---------- RECORDED INFORMATION

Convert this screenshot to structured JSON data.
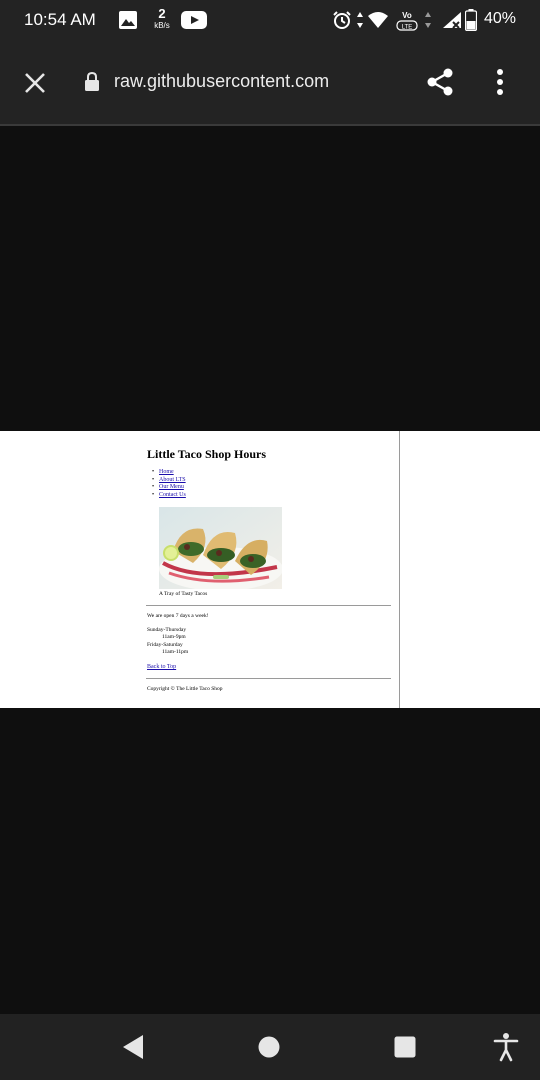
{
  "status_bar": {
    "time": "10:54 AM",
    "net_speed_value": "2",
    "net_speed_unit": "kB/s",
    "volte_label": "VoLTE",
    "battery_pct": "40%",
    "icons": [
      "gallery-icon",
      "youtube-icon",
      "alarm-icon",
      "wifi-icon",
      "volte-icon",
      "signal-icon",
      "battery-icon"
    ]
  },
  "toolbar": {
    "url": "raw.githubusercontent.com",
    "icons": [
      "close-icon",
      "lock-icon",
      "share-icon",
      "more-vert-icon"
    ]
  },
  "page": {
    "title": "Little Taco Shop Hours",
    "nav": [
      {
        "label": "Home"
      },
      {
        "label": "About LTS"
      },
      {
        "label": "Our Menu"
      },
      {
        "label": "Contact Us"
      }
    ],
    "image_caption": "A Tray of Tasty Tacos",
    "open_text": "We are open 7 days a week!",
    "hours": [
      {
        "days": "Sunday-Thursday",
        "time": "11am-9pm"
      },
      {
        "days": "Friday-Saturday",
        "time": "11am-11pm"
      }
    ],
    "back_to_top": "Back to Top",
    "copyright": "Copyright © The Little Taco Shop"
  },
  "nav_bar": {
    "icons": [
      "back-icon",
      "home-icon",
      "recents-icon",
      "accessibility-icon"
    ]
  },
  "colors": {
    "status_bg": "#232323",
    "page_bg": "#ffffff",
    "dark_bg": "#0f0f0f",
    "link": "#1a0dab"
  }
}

--------------------

TO DO.
Transcribe all the lines above exactly, apart from the pictures.

ANSWER BELOW.
Convert this screenshot to structured JSON data.
{
  "status_bar": {
    "time": "10:54 AM",
    "net_speed_value": "2",
    "net_speed_unit": "kB/s",
    "volte_label": "VoLTE",
    "battery_pct": "40%",
    "icons": [
      "gallery-icon",
      "youtube-icon",
      "alarm-icon",
      "wifi-icon",
      "volte-icon",
      "signal-icon",
      "battery-icon"
    ]
  },
  "toolbar": {
    "url": "raw.githubusercontent.com",
    "icons": [
      "close-icon",
      "lock-icon",
      "share-icon",
      "more-vert-icon"
    ]
  },
  "page": {
    "title": "Little Taco Shop Hours",
    "nav": [
      {
        "label": "Home"
      },
      {
        "label": "About LTS"
      },
      {
        "label": "Our Menu"
      },
      {
        "label": "Contact Us"
      }
    ],
    "image_caption": "A Tray of Tasty Tacos",
    "open_text": "We are open 7 days a week!",
    "hours": [
      {
        "days": "Sunday-Thursday",
        "time": "11am-9pm"
      },
      {
        "days": "Friday-Saturday",
        "time": "11am-11pm"
      }
    ],
    "back_to_top": "Back to Top",
    "copyright": "Copyright © The Little Taco Shop"
  },
  "nav_bar": {
    "icons": [
      "back-icon",
      "home-icon",
      "recents-icon",
      "accessibility-icon"
    ]
  },
  "colors": {
    "status_bg": "#232323",
    "page_bg": "#ffffff",
    "dark_bg": "#0f0f0f",
    "link": "#1a0dab"
  }
}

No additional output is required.